[Text]
◇ ◇ ◇ ◇ ◇

People would watch the movie, watch them get on a huge boat, watch the earth flood, and say to themselves: “Hey, this really reminds of me that story in the Bible where the guy builds the ark and all the animals get in, isn’t that the story of Noah?”
Christians would watch and and be like “wow he put some Biblical references in this fantasy movie, let’s give him points for using the Bible as inspiration!”
But no.
They got greedy, and decided to make a movie targeted at the “faith audience” but, true to their Hollywood spots and stripes, they couldn’t actually make a Biblically accurate movie and do it with A-list actors and such, because, well, that’s so 1950’s and 1960’s (”The Greatest Story Ever Told”, “The Ten Commandments”). They could have made a movie like “Ben Hur” and put Noah in it, but kept him in his Biblical character, and told the story.
Except, the Biblical story of the flood is not really a happy ending for anyone else except Noah and his family, right? I mean how would it be watching this movie about a guy who doesn’t get on the ark? No twist ending there. People don’t like unhappy endings, especially when they know it from the beginning.
So Paramount and Aronofsky took Noah and made it into “Monty Python and the Holy Grail” without realizing they were making a farce.
http://thanks-project.blogspot.com/2014/03/noah-classic-blunder.html
Try reading your Bible if you want to know the word of God and quit thinking you’re gonna find it in the secular world of movies. All these threads about something that came out of Hollywood are a waste of bandwidth. But if you insist on getting your information about God from the movies, check out the below movie. Why do I recommend it? It does not deviate from scripture. Word-for-word.
http://en.wikipedia.org/wiki/The_Gospel_of_John_%28film%29
The Gospel of John is a 2003 film that is the story of Jesus’ life as recounted by the Gospel of John.[1] It is a motion picture that has been adapted for the screen on a word-for-word basis from the American Bible Society’s Good News Bible. This three-hour epic feature film follows John’s Gospel precisely, without additions to the story from other Gospels, nor omission of complex passages.

◇ ◇ ◇ ◇ ◇

[Problem requirements] List every film title that appears inside quotation marks in the text about the Noah movie. Answer using only the text above.

◇ ◇ ◇ ◇ ◇

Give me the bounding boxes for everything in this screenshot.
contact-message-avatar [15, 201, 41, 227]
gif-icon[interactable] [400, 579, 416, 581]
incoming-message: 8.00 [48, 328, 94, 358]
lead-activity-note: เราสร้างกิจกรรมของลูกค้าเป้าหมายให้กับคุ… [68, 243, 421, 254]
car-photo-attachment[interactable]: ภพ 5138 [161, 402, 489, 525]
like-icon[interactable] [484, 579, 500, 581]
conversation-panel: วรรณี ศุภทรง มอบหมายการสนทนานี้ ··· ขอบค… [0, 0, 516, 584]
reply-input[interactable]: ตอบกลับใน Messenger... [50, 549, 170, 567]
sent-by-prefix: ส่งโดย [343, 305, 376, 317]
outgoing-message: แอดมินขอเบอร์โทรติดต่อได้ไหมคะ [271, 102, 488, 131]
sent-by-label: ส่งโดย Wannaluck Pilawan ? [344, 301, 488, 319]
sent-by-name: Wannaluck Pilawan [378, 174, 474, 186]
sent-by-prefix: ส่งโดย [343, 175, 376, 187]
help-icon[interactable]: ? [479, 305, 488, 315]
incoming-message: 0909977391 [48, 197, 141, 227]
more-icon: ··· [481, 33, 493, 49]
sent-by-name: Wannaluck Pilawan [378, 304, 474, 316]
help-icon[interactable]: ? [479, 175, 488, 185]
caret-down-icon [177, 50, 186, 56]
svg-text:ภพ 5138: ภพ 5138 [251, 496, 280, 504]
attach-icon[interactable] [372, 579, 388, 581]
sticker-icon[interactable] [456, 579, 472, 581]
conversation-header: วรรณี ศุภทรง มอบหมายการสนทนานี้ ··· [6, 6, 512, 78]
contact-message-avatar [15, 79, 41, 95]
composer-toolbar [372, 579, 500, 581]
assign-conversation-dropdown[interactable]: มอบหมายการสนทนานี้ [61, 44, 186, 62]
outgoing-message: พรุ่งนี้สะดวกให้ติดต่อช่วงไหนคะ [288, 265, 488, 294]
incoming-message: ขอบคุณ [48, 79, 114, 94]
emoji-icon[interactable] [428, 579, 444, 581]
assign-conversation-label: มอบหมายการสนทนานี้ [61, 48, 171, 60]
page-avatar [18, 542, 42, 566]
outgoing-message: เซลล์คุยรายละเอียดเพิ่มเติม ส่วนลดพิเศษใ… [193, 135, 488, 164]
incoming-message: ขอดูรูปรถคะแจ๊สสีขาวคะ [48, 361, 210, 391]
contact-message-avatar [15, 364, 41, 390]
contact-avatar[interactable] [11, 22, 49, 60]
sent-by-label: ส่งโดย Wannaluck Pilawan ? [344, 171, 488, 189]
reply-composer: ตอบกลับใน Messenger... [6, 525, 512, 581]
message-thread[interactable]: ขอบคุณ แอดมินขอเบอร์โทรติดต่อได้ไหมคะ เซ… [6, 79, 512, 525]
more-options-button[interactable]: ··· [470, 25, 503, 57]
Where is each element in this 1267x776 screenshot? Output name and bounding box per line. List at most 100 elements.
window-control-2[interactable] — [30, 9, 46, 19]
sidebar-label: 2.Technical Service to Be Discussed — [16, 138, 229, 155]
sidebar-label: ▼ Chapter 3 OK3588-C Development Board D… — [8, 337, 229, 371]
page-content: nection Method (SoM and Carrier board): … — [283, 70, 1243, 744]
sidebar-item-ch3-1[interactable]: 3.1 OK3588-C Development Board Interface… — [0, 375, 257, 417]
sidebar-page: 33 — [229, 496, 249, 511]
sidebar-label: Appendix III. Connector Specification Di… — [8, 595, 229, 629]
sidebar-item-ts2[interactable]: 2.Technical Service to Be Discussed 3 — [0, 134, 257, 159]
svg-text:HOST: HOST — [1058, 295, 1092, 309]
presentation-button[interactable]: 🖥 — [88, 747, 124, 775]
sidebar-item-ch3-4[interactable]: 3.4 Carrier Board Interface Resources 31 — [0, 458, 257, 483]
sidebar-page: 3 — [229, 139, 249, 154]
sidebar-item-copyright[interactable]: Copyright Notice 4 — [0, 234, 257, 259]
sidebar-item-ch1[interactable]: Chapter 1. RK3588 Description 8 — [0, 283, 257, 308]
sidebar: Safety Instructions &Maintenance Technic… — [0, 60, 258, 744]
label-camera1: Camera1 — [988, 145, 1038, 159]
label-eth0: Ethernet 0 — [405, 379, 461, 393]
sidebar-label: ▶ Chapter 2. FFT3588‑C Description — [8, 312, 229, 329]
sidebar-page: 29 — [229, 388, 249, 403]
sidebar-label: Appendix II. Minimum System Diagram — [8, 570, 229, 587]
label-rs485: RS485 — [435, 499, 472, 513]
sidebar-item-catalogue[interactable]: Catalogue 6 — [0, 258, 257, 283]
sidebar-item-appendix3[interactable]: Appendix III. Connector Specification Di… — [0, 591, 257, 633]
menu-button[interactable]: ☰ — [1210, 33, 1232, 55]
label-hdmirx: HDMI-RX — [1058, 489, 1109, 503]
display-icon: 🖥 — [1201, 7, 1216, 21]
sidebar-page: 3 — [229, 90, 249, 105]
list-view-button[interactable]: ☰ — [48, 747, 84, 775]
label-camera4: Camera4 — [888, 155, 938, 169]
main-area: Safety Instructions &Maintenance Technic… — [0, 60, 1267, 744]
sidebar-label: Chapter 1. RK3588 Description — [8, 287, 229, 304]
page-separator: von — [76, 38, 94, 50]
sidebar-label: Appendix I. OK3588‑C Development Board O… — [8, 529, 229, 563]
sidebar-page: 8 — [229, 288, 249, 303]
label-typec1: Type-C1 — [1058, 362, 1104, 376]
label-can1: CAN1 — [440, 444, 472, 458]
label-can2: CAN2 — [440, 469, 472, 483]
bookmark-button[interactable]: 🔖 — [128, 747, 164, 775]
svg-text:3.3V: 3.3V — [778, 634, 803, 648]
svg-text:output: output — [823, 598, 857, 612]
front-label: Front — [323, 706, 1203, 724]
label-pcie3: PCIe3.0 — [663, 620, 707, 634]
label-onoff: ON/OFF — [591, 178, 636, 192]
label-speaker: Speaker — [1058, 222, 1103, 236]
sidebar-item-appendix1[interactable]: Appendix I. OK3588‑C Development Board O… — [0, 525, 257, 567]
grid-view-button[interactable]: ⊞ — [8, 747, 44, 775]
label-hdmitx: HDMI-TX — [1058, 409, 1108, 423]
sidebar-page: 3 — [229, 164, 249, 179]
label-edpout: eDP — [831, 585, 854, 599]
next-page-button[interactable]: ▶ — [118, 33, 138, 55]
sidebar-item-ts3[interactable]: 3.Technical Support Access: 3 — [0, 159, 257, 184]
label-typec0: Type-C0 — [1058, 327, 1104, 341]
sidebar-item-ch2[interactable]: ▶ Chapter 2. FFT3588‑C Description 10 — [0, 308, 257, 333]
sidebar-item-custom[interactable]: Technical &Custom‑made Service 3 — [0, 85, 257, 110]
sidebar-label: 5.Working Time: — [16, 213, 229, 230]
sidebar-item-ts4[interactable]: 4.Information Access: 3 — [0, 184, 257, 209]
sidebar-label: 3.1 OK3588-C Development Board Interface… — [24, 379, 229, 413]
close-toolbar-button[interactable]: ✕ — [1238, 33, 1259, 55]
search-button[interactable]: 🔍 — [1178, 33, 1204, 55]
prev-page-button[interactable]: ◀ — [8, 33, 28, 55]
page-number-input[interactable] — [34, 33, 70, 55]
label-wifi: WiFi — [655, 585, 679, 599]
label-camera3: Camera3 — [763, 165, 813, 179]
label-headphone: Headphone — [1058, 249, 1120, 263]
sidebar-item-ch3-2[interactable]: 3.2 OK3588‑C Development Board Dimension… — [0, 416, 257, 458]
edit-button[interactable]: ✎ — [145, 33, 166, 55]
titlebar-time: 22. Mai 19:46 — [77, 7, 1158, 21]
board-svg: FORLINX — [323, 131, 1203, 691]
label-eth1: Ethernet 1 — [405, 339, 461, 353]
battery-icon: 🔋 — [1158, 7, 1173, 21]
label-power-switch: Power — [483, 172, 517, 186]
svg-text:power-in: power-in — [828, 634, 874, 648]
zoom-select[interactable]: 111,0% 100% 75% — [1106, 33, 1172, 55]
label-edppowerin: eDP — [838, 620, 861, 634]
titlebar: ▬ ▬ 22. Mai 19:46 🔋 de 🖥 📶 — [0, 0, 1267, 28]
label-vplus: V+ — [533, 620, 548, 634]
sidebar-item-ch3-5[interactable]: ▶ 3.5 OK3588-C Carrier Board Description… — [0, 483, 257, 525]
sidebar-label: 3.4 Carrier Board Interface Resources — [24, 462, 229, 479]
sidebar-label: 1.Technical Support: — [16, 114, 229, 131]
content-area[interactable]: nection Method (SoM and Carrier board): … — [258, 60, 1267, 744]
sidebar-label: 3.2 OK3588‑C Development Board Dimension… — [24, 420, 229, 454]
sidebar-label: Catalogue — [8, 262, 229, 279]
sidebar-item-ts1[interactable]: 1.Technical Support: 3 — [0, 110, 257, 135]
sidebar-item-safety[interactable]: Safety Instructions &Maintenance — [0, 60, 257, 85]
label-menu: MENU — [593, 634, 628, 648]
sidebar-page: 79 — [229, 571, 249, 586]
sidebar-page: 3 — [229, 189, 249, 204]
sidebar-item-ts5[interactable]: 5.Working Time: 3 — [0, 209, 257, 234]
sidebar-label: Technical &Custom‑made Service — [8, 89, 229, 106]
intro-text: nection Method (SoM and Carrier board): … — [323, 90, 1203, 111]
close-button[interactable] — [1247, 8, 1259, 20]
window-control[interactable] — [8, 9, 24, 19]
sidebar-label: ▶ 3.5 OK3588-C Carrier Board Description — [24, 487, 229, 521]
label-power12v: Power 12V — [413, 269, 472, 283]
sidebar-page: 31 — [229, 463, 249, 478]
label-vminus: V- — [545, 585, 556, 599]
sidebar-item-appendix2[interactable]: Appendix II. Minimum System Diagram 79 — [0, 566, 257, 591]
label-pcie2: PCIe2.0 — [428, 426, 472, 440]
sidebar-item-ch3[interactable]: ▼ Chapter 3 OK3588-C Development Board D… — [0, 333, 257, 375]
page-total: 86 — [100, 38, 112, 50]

◇ ◇ ◇ ◇ ◇

[The reply]
- "The Greatest Story Ever Told"
- "The Ten Commandments"
- "Ben Hur"
- "Monty Python and the Holy Grail"